#### WORK TO BE COMPLETED
Gather from the listing below each line that includes the word "date", and copy it.

▬▬▬▬▬▬

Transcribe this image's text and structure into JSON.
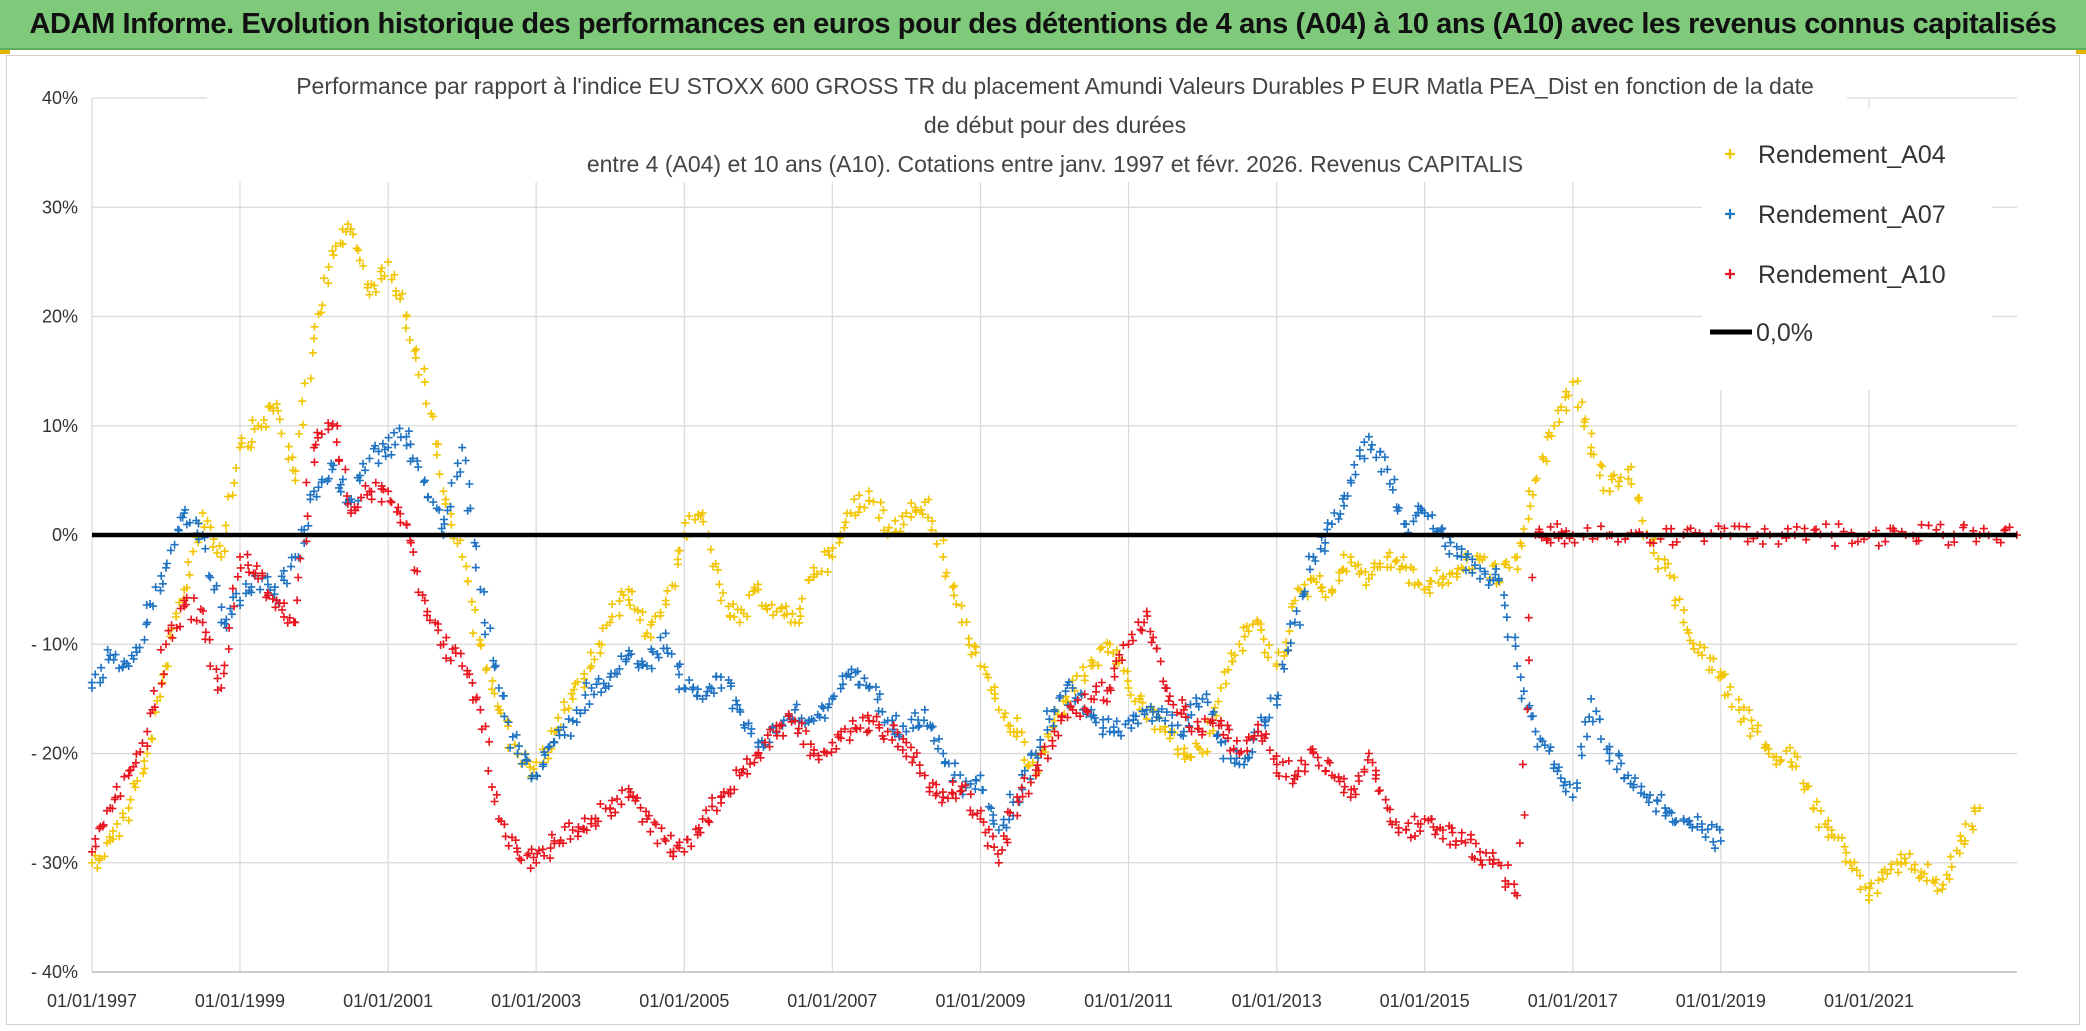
{
  "banner": {
    "text": "ADAM Informe. Evolution historique des performances en euros pour des détentions de 4 ans (A04) à 10 ans (A10) avec les revenus connus capitalisés"
  },
  "colors": {
    "banner_bg": "#7ec97a",
    "A04": "#f2c500",
    "A07": "#1f73c2",
    "A10": "#e8141e",
    "zero_line": "#000000",
    "grid": "#d9d9d9"
  },
  "chart_data": {
    "type": "scatter",
    "title_lines": [
      "Performance par rapport à l'indice EU STOXX 600 GROSS TR  du placement Amundi Valeurs Durables P EUR Matla PEA_Dist en fonction de la date",
      "de début pour des durées",
      "entre 4 (A04) et 10 ans (A10). Cotations entre janv. 1997 et févr. 2026. Revenus CAPITALIS"
    ],
    "x_type": "date",
    "xlim": [
      "1997-01-01",
      "2023-01-01"
    ],
    "x_tick_labels": [
      "01/01/1997",
      "01/01/1999",
      "01/01/2001",
      "01/01/2003",
      "01/01/2005",
      "01/01/2007",
      "01/01/2009",
      "01/01/2011",
      "01/01/2013",
      "01/01/2015",
      "01/01/2017",
      "01/01/2019",
      "01/01/2021"
    ],
    "x_ticks": [
      "1997-01-01",
      "1999-01-01",
      "2001-01-01",
      "2003-01-01",
      "2005-01-01",
      "2007-01-01",
      "2009-01-01",
      "2011-01-01",
      "2013-01-01",
      "2015-01-01",
      "2017-01-01",
      "2019-01-01",
      "2021-01-01"
    ],
    "ylim": [
      -40,
      40
    ],
    "y_ticks": [
      40,
      30,
      20,
      10,
      0,
      -10,
      -20,
      -30,
      -40
    ],
    "y_tick_labels": [
      "40%",
      "30%",
      "20%",
      "10%",
      "0%",
      "- 10%",
      "- 20%",
      "- 30%",
      "- 40%"
    ],
    "y_unit": "%",
    "grid": true,
    "legend_position": "right",
    "series": [
      {
        "name": "Rendement_A04",
        "marker": "plus",
        "color": "#f2c500",
        "x": [
          "1997-01-01",
          "1997-04-01",
          "1997-07-01",
          "1997-10-01",
          "1998-01-01",
          "1998-04-01",
          "1998-07-01",
          "1998-10-01",
          "1999-01-01",
          "1999-04-01",
          "1999-07-01",
          "1999-10-01",
          "2000-01-01",
          "2000-04-01",
          "2000-07-01",
          "2000-10-01",
          "2001-01-01",
          "2001-04-01",
          "2001-07-01",
          "2001-10-01",
          "2002-01-01",
          "2002-04-01",
          "2002-07-01",
          "2002-10-01",
          "2003-01-01",
          "2003-04-01",
          "2003-07-01",
          "2003-10-01",
          "2004-01-01",
          "2004-04-01",
          "2004-07-01",
          "2004-10-01",
          "2005-01-01",
          "2005-04-01",
          "2005-07-01",
          "2005-10-01",
          "2006-01-01",
          "2006-04-01",
          "2006-07-01",
          "2006-10-01",
          "2007-01-01",
          "2007-04-01",
          "2007-07-01",
          "2007-10-01",
          "2008-01-01",
          "2008-04-01",
          "2008-07-01",
          "2008-10-01",
          "2009-01-01",
          "2009-04-01",
          "2009-07-01",
          "2009-10-01",
          "2010-01-01",
          "2010-04-01",
          "2010-07-01",
          "2010-10-01",
          "2011-01-01",
          "2011-04-01",
          "2011-07-01",
          "2011-10-01",
          "2012-01-01",
          "2012-04-01",
          "2012-07-01",
          "2012-10-01",
          "2013-01-01",
          "2013-04-01",
          "2013-07-01",
          "2013-10-01",
          "2014-01-01",
          "2014-04-01",
          "2014-07-01",
          "2014-10-01",
          "2015-01-01",
          "2015-04-01",
          "2015-07-01",
          "2015-10-01",
          "2016-01-01",
          "2016-04-01",
          "2016-07-01",
          "2016-10-01",
          "2017-01-01",
          "2017-04-01",
          "2017-07-01",
          "2017-10-01",
          "2018-01-01",
          "2018-04-01",
          "2018-07-01",
          "2018-10-01",
          "2019-01-01",
          "2019-04-01",
          "2019-07-01",
          "2019-10-01",
          "2020-01-01",
          "2020-04-01",
          "2020-07-01",
          "2020-10-01",
          "2021-01-01",
          "2021-04-01",
          "2021-07-01",
          "2021-10-01",
          "2022-01-01",
          "2022-04-01",
          "2022-07-01"
        ],
        "y": [
          -30,
          -28,
          -25,
          -20,
          -12,
          -5,
          2,
          -2,
          8,
          10,
          12,
          5,
          18,
          26,
          28,
          22,
          25,
          20,
          14,
          4,
          -2,
          -10,
          -16,
          -20,
          -22,
          -18,
          -15,
          -12,
          -8,
          -5,
          -9,
          -6,
          0,
          2,
          -6,
          -8,
          -5,
          -7,
          -8,
          -3,
          -2,
          2,
          4,
          0,
          2,
          3,
          -2,
          -8,
          -12,
          -16,
          -18,
          -22,
          -17,
          -14,
          -12,
          -10,
          -14,
          -16,
          -18,
          -20,
          -20,
          -14,
          -10,
          -8,
          -12,
          -6,
          -4,
          -5,
          -2,
          -4,
          -2,
          -3,
          -5,
          -4,
          -3,
          -2,
          -4,
          -2,
          5,
          10,
          14,
          8,
          4,
          6,
          0,
          -3,
          -8,
          -11,
          -13,
          -16,
          -18,
          -21,
          -20,
          -25,
          -27,
          -30,
          -33,
          -31,
          -30,
          -31,
          -32,
          -28,
          -25
        ]
      },
      {
        "name": "Rendement_A07",
        "marker": "plus",
        "color": "#1f73c2",
        "x": [
          "1997-01-01",
          "1997-04-01",
          "1997-07-01",
          "1997-10-01",
          "1998-01-01",
          "1998-04-01",
          "1998-07-01",
          "1998-10-01",
          "1999-01-01",
          "1999-04-01",
          "1999-07-01",
          "1999-10-01",
          "2000-01-01",
          "2000-04-01",
          "2000-07-01",
          "2000-10-01",
          "2001-01-01",
          "2001-04-01",
          "2001-07-01",
          "2001-10-01",
          "2002-01-01",
          "2002-04-01",
          "2002-07-01",
          "2002-10-01",
          "2003-01-01",
          "2003-04-01",
          "2003-07-01",
          "2003-10-01",
          "2004-01-01",
          "2004-04-01",
          "2004-07-01",
          "2004-10-01",
          "2005-01-01",
          "2005-04-01",
          "2005-07-01",
          "2005-10-01",
          "2006-01-01",
          "2006-04-01",
          "2006-07-01",
          "2006-10-01",
          "2007-01-01",
          "2007-04-01",
          "2007-07-01",
          "2007-10-01",
          "2008-01-01",
          "2008-04-01",
          "2008-07-01",
          "2008-10-01",
          "2009-01-01",
          "2009-04-01",
          "2009-07-01",
          "2009-10-01",
          "2010-01-01",
          "2010-04-01",
          "2010-07-01",
          "2010-10-01",
          "2011-01-01",
          "2011-04-01",
          "2011-07-01",
          "2011-10-01",
          "2012-01-01",
          "2012-04-01",
          "2012-07-01",
          "2012-10-01",
          "2013-01-01",
          "2013-04-01",
          "2013-07-01",
          "2013-10-01",
          "2014-01-01",
          "2014-04-01",
          "2014-07-01",
          "2014-10-01",
          "2015-01-01",
          "2015-04-01",
          "2015-07-01",
          "2015-10-01",
          "2016-01-01",
          "2016-04-01",
          "2016-07-01",
          "2016-10-01",
          "2017-01-01",
          "2017-04-01",
          "2017-07-01",
          "2017-10-01",
          "2018-01-01",
          "2018-04-01",
          "2018-07-01",
          "2018-10-01",
          "2019-01-01"
        ],
        "y": [
          -14,
          -11,
          -12,
          -8,
          -3,
          2,
          0,
          -8,
          -6,
          -4,
          -6,
          -2,
          4,
          6,
          3,
          7,
          8,
          9,
          5,
          0,
          8,
          -5,
          -14,
          -20,
          -22,
          -19,
          -17,
          -14,
          -13,
          -11,
          -12,
          -9,
          -14,
          -15,
          -13,
          -16,
          -19,
          -18,
          -16,
          -17,
          -15,
          -13,
          -14,
          -17,
          -18,
          -16,
          -20,
          -23,
          -22,
          -27,
          -24,
          -20,
          -16,
          -14,
          -16,
          -18,
          -17,
          -16,
          -17,
          -18,
          -15,
          -19,
          -21,
          -18,
          -15,
          -8,
          -2,
          1,
          5,
          9,
          6,
          1,
          2,
          0,
          -2,
          -4,
          -4,
          -12,
          -18,
          -21,
          -24,
          -15,
          -20,
          -22,
          -24,
          -25,
          -26,
          -27,
          -28
        ]
      },
      {
        "name": "Rendement_A10",
        "marker": "plus",
        "color": "#e8141e",
        "x": [
          "1997-01-01",
          "1997-04-01",
          "1997-07-01",
          "1997-10-01",
          "1998-01-01",
          "1998-04-01",
          "1998-07-01",
          "1998-10-01",
          "1999-01-01",
          "1999-04-01",
          "1999-07-01",
          "1999-10-01",
          "2000-01-01",
          "2000-04-01",
          "2000-07-01",
          "2000-10-01",
          "2001-01-01",
          "2001-04-01",
          "2001-07-01",
          "2001-10-01",
          "2002-01-01",
          "2002-04-01",
          "2002-07-01",
          "2002-10-01",
          "2003-01-01",
          "2003-04-01",
          "2003-07-01",
          "2003-10-01",
          "2004-01-01",
          "2004-04-01",
          "2004-07-01",
          "2004-10-01",
          "2005-01-01",
          "2005-04-01",
          "2005-07-01",
          "2005-10-01",
          "2006-01-01",
          "2006-04-01",
          "2006-07-01",
          "2006-10-01",
          "2007-01-01",
          "2007-04-01",
          "2007-07-01",
          "2007-10-01",
          "2008-01-01",
          "2008-04-01",
          "2008-07-01",
          "2008-10-01",
          "2009-01-01",
          "2009-04-01",
          "2009-07-01",
          "2009-10-01",
          "2010-01-01",
          "2010-04-01",
          "2010-07-01",
          "2010-10-01",
          "2011-01-01",
          "2011-04-01",
          "2011-07-01",
          "2011-10-01",
          "2012-01-01",
          "2012-04-01",
          "2012-07-01",
          "2012-10-01",
          "2013-01-01",
          "2013-04-01",
          "2013-07-01",
          "2013-10-01",
          "2014-01-01",
          "2014-04-01",
          "2014-07-01",
          "2014-10-01",
          "2015-01-01",
          "2015-04-01",
          "2015-07-01",
          "2015-10-01",
          "2016-01-01",
          "2016-04-01",
          "2016-07-01",
          "2016-10-01",
          "2017-01-01",
          "2017-07-01",
          "2018-01-01",
          "2018-07-01",
          "2019-01-01",
          "2019-07-01",
          "2020-01-01",
          "2020-07-01",
          "2021-01-01",
          "2021-07-01",
          "2022-01-01",
          "2022-07-01",
          "2023-01-01"
        ],
        "y": [
          -29,
          -25,
          -22,
          -18,
          -10,
          -6,
          -8,
          -14,
          -2,
          -4,
          -6,
          -8,
          8,
          10,
          2,
          4,
          4,
          1,
          -6,
          -10,
          -12,
          -16,
          -26,
          -29,
          -30,
          -28,
          -27,
          -26,
          -25,
          -24,
          -26,
          -28,
          -29,
          -26,
          -24,
          -22,
          -20,
          -18,
          -17,
          -20,
          -19,
          -18,
          -17,
          -18,
          -19,
          -22,
          -24,
          -23,
          -26,
          -30,
          -24,
          -22,
          -18,
          -16,
          -15,
          -14,
          -10,
          -7,
          -14,
          -16,
          -18,
          -17,
          -20,
          -18,
          -21,
          -22,
          -20,
          -22,
          -24,
          -20,
          -25,
          -27,
          -26,
          -27,
          -28,
          -29,
          -30,
          -33,
          0,
          0,
          0,
          0,
          0,
          0,
          0,
          0,
          0,
          0,
          0,
          0,
          0,
          0,
          0
        ]
      }
    ],
    "reference_line": {
      "name": "0,0%",
      "y": 0
    }
  }
}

▬▬▬▬▬▬

#### ANSWER
      "Performance par rapport à l'indice EU STOXX 600 GROSS TR  du placement Amundi Valeurs Durables P EUR Matla PEA_Dist en fonction de la date",
    "x_type": "date",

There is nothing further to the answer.